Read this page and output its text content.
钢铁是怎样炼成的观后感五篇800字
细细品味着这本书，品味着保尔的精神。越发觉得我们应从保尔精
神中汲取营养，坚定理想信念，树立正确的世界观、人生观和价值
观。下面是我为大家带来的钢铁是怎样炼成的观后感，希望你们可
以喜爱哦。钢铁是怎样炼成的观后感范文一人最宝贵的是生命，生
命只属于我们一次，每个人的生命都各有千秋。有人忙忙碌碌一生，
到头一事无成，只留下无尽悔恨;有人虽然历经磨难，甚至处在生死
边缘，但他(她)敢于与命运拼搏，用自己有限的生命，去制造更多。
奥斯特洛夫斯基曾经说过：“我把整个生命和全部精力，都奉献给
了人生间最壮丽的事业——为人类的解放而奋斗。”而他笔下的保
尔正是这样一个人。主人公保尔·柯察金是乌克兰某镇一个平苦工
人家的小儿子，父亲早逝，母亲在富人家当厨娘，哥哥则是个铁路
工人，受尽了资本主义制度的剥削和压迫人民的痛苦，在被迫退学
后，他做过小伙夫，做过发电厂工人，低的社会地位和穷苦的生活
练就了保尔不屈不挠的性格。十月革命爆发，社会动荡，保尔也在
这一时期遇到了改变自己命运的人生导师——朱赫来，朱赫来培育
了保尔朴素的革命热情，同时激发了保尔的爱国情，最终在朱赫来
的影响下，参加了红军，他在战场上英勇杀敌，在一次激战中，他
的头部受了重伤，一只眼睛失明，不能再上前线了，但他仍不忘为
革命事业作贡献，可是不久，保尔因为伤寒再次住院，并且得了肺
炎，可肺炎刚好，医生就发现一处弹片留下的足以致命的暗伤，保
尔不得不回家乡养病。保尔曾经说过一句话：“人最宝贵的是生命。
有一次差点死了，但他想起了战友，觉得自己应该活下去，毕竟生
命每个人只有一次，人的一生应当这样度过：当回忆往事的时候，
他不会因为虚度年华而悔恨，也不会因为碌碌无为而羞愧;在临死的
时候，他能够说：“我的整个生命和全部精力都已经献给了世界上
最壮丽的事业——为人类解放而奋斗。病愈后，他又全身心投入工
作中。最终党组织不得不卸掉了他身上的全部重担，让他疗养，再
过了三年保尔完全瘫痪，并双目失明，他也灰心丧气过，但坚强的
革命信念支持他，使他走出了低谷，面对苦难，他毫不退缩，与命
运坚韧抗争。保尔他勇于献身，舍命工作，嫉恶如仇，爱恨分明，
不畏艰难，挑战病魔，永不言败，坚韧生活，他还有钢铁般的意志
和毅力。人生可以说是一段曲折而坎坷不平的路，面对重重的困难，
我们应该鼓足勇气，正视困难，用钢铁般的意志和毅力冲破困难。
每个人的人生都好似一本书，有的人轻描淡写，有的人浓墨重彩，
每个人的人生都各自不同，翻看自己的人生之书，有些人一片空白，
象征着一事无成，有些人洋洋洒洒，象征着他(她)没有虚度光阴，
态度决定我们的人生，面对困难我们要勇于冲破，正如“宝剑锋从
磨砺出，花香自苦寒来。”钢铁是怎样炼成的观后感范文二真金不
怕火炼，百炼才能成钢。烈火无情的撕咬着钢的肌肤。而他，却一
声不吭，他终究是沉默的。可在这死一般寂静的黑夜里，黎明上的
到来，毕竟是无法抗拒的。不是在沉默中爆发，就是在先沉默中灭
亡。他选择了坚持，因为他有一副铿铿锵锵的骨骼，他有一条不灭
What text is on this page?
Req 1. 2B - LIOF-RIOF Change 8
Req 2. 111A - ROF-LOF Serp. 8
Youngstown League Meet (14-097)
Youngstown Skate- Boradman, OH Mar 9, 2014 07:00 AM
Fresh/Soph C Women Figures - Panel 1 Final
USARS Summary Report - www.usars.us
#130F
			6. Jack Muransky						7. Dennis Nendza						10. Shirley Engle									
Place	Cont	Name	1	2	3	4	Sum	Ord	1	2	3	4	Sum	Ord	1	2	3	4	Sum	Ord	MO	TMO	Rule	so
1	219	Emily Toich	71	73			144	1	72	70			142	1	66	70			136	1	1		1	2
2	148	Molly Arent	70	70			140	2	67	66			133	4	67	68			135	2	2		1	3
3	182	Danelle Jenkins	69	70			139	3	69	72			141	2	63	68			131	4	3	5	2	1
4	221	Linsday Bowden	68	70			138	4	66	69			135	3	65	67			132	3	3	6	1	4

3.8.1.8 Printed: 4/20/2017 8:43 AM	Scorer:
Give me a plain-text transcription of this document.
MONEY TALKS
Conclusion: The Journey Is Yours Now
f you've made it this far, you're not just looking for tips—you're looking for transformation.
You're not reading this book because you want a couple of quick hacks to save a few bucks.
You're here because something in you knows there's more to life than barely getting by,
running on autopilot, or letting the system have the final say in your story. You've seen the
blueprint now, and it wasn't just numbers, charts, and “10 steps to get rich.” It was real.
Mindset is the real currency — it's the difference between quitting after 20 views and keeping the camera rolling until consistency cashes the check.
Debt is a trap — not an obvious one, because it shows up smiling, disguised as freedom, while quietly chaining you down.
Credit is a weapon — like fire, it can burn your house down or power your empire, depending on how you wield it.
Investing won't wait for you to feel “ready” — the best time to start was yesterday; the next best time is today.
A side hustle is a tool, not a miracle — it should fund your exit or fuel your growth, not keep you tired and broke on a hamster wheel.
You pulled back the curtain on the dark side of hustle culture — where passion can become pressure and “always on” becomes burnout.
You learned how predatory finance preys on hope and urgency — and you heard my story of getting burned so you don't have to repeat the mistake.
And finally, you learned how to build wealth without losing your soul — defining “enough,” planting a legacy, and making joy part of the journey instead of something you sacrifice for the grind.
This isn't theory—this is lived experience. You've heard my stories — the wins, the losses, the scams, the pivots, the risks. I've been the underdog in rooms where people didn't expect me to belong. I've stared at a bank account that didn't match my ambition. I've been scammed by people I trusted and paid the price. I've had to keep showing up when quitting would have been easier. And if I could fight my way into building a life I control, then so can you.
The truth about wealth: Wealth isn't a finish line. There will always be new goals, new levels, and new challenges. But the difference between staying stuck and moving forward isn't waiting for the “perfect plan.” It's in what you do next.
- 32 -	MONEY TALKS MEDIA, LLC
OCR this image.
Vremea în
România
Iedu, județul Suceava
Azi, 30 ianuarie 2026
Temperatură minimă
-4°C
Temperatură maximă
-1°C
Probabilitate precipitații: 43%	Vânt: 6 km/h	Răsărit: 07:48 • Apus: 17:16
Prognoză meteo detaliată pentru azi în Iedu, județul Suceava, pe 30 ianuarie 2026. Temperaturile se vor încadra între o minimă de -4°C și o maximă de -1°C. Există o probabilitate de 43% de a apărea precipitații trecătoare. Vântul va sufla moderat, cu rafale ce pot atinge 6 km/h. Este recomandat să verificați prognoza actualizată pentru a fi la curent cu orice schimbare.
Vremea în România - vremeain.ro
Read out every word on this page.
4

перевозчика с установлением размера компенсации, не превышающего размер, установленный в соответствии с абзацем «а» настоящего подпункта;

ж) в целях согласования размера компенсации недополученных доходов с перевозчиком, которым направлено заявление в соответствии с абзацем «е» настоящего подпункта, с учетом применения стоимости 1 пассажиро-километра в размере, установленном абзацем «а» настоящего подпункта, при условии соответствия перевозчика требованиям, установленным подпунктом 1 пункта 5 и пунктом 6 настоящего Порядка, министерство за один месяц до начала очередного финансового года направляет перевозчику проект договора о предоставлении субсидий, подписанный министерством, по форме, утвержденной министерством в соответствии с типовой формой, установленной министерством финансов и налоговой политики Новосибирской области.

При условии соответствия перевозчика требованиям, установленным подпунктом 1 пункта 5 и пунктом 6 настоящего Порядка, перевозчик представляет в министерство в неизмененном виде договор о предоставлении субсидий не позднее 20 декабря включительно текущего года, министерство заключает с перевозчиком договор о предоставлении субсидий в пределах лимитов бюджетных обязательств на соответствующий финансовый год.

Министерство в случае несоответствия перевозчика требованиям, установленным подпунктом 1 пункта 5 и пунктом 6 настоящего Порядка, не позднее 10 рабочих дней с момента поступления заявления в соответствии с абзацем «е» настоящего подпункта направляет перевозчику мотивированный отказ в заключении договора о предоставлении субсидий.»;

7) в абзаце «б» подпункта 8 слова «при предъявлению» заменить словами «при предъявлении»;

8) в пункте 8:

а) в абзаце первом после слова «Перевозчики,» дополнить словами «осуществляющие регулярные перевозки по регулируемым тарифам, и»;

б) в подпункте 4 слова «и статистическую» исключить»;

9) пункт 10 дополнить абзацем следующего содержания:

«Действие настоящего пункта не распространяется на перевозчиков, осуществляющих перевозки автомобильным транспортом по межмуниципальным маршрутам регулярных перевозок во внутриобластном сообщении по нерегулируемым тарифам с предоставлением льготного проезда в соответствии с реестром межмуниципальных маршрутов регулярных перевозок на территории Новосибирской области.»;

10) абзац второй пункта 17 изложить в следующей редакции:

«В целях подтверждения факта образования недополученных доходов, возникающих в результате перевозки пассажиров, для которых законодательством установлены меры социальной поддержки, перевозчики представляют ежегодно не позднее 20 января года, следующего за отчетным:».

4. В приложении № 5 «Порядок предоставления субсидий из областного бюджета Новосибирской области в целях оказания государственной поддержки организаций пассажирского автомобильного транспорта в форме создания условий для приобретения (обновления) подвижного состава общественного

** What to produce **
Which lines in the data above contain "story"? Show each one.

** Solution for this task **
running on autopilot, or letting the system have the final say in your story. You've seen the
You learned how predatory finance preys on hope and urgency — and you heard my story of getting burned so you don't have to repeat the mistake.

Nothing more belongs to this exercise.